### Supplied material
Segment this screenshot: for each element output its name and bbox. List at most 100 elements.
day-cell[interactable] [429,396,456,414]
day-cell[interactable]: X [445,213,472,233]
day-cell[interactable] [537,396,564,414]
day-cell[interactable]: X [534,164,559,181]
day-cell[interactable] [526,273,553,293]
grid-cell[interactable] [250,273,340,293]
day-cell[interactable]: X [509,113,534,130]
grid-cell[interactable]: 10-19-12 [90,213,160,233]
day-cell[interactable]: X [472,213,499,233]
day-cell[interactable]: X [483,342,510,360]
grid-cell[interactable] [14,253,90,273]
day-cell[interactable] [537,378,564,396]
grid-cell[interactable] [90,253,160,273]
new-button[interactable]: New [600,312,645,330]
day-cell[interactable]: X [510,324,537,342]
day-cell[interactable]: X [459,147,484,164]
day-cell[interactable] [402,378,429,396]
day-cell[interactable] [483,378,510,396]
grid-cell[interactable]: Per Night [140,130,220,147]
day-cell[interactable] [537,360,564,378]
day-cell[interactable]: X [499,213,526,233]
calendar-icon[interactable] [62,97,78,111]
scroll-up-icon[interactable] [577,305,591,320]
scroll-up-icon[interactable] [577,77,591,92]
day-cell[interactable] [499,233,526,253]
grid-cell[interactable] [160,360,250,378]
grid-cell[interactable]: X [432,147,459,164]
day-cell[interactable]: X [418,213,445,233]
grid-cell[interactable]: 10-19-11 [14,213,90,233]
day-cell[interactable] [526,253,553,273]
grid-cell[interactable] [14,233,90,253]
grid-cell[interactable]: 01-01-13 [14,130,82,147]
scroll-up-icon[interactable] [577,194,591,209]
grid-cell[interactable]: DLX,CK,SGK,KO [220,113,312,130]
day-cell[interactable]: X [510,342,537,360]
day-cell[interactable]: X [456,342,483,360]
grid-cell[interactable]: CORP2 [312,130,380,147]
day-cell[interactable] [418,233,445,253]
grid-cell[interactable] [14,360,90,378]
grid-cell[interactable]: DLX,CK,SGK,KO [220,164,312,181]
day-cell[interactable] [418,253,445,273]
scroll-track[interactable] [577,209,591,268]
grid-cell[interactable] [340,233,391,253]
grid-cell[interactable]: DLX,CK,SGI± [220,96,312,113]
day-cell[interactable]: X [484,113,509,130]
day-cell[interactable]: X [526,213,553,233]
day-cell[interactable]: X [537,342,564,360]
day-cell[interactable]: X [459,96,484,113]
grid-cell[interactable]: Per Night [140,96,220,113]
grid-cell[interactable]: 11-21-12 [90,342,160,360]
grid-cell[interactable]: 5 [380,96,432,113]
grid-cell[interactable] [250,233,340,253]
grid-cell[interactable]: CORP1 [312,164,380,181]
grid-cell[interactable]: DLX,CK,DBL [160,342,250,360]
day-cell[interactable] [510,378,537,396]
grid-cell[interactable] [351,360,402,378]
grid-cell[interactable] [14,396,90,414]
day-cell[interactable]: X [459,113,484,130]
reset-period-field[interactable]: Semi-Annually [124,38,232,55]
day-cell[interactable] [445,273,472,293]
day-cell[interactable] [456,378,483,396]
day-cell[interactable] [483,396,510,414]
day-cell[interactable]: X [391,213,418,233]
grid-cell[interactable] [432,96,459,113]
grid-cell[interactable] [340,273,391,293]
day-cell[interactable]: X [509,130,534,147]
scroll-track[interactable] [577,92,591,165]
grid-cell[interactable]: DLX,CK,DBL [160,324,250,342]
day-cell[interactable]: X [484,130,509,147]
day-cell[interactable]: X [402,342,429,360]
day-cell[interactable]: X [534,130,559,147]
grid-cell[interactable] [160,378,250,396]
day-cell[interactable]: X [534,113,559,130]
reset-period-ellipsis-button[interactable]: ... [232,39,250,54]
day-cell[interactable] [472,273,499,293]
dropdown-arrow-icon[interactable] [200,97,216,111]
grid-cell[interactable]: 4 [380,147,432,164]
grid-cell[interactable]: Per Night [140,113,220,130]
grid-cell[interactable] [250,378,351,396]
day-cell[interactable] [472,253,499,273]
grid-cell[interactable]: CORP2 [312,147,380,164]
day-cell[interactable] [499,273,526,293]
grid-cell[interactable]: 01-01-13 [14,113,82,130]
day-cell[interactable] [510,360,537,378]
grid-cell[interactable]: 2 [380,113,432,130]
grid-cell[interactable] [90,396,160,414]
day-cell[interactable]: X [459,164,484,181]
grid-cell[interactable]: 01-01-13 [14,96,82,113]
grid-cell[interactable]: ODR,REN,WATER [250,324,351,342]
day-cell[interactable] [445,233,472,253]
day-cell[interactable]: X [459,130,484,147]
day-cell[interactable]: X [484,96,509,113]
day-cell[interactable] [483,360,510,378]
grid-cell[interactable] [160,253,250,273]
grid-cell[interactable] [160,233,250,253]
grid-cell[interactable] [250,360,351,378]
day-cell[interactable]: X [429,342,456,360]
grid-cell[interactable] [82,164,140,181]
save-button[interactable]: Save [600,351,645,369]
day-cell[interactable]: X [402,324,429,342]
######
▸ Objective
Rewrite the listing from its first line through the line containing "scroll-track[interactable] [577,209,591,268]", inclusive, replacing "scroll-up-icon" with "scroll-up-button" and changing nothing else.

▸ Result of the exercise
Segment this screenshot: for each element output its name and bbox. List at most 100 elements.
day-cell[interactable] [429,396,456,414]
day-cell[interactable]: X [445,213,472,233]
day-cell[interactable] [537,396,564,414]
day-cell[interactable]: X [534,164,559,181]
day-cell[interactable] [526,273,553,293]
grid-cell[interactable] [250,273,340,293]
day-cell[interactable]: X [509,113,534,130]
grid-cell[interactable]: 10-19-12 [90,213,160,233]
day-cell[interactable]: X [472,213,499,233]
day-cell[interactable]: X [483,342,510,360]
grid-cell[interactable] [14,253,90,273]
day-cell[interactable] [537,378,564,396]
grid-cell[interactable] [90,253,160,273]
new-button[interactable]: New [600,312,645,330]
day-cell[interactable]: X [510,324,537,342]
day-cell[interactable]: X [459,147,484,164]
day-cell[interactable] [402,378,429,396]
day-cell[interactable] [483,378,510,396]
grid-cell[interactable]: Per Night [140,130,220,147]
day-cell[interactable] [537,360,564,378]
day-cell[interactable]: X [499,213,526,233]
calendar-icon[interactable] [62,97,78,111]
scroll-up-button[interactable] [577,305,591,320]
scroll-up-button[interactable] [577,77,591,92]
day-cell[interactable] [499,233,526,253]
grid-cell[interactable] [160,360,250,378]
grid-cell[interactable]: X [432,147,459,164]
day-cell[interactable]: X [418,213,445,233]
grid-cell[interactable]: 10-19-11 [14,213,90,233]
day-cell[interactable] [526,253,553,273]
grid-cell[interactable] [14,233,90,253]
grid-cell[interactable]: 01-01-13 [14,130,82,147]
scroll-up-button[interactable] [577,194,591,209]
grid-cell[interactable]: DLX,CK,SGK,KO [220,113,312,130]
day-cell[interactable]: X [510,342,537,360]
day-cell[interactable]: X [456,342,483,360]
grid-cell[interactable]: CORP2 [312,130,380,147]
day-cell[interactable] [418,233,445,253]
grid-cell[interactable] [14,360,90,378]
grid-cell[interactable]: DLX,CK,SGK,KO [220,164,312,181]
day-cell[interactable] [418,253,445,273]
scroll-track[interactable] [577,209,591,268]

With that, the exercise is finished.